MATERIAL PROVIDED »
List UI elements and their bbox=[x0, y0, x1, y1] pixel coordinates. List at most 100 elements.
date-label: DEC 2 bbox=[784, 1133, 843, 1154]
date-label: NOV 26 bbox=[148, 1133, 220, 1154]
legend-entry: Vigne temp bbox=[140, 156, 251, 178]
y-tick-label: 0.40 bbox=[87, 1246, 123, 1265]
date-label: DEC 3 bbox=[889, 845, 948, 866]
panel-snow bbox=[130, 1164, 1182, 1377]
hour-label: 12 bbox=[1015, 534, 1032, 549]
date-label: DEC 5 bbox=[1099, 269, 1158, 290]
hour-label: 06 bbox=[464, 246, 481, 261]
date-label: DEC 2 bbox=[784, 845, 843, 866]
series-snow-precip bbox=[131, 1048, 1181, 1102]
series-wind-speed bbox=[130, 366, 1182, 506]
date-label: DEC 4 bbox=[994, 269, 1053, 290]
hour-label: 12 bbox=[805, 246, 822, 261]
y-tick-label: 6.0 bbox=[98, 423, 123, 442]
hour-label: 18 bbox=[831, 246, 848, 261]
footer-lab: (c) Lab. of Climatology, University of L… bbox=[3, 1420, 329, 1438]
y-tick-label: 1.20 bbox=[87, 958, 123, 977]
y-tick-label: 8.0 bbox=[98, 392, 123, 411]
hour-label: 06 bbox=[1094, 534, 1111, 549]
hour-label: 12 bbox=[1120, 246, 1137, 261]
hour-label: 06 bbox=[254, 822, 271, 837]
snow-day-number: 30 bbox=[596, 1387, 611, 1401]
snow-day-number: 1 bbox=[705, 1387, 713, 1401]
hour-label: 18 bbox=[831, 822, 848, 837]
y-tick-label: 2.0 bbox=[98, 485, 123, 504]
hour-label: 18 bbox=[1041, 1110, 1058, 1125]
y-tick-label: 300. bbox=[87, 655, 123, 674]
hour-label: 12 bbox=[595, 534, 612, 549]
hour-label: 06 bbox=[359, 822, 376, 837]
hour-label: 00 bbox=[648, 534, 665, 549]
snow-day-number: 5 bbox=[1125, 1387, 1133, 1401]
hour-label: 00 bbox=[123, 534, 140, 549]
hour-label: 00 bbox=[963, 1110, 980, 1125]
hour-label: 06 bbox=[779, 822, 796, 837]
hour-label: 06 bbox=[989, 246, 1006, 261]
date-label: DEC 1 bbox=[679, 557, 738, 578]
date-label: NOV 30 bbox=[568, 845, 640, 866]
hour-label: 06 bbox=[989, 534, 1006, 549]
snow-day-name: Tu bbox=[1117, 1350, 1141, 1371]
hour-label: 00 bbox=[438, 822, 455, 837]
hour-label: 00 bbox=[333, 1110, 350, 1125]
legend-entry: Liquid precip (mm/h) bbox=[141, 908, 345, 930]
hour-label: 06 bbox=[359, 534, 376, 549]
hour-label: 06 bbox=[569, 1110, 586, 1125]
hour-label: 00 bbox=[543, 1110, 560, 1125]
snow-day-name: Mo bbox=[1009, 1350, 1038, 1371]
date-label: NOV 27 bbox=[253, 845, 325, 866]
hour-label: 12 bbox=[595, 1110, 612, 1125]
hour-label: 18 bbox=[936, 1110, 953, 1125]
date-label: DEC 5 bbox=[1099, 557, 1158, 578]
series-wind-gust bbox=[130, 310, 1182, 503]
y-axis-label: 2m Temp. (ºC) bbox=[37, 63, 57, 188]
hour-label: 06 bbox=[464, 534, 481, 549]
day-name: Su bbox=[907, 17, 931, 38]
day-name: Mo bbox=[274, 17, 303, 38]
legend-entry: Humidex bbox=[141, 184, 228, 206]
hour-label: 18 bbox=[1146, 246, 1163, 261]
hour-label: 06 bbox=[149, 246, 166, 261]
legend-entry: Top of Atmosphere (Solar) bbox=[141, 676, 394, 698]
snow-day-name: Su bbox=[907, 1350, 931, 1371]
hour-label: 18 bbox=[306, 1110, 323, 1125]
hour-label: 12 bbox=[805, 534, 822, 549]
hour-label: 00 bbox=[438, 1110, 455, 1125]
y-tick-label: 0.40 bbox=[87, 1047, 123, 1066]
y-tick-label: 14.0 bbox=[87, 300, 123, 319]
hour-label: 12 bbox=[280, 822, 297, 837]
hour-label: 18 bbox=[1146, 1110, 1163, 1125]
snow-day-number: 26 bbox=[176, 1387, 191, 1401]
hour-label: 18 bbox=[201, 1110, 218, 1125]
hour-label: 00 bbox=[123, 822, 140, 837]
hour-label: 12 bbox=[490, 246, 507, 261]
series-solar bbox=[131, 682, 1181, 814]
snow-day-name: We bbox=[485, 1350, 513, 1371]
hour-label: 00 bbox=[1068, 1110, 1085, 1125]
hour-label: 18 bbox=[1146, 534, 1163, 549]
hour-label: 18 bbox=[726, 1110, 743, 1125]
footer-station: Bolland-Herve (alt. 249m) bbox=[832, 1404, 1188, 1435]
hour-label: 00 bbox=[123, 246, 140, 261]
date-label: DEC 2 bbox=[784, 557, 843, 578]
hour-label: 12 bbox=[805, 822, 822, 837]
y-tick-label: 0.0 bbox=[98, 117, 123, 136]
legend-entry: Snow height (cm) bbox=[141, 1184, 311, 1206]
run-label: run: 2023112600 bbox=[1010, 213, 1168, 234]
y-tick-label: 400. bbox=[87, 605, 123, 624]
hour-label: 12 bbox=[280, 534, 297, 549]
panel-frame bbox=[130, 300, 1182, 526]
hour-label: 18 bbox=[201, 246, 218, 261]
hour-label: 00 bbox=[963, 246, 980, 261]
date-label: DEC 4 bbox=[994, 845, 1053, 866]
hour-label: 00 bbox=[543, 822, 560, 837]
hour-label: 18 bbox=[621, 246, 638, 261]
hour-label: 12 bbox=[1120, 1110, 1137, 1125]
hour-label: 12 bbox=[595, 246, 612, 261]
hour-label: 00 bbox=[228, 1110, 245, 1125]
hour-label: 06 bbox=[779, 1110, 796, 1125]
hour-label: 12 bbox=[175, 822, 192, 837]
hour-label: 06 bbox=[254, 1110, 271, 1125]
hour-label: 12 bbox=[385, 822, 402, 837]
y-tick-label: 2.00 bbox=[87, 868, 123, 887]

GOAL »
Please copy the items above word for word, from the first line through the line that contains "hour-label: 06 bbox=[464, 246, 481, 261]". Include both of those lines and nothing more.

WRITTEN REPLY »
List UI elements and their bbox=[x0, y0, x1, y1] pixel coordinates. List at most 100 elements.
date-label: DEC 2 bbox=[784, 1133, 843, 1154]
date-label: NOV 26 bbox=[148, 1133, 220, 1154]
legend-entry: Vigne temp bbox=[140, 156, 251, 178]
y-tick-label: 0.40 bbox=[87, 1246, 123, 1265]
date-label: DEC 3 bbox=[889, 845, 948, 866]
panel-snow bbox=[130, 1164, 1182, 1377]
hour-label: 12 bbox=[1015, 534, 1032, 549]
date-label: DEC 5 bbox=[1099, 269, 1158, 290]
hour-label: 06 bbox=[464, 246, 481, 261]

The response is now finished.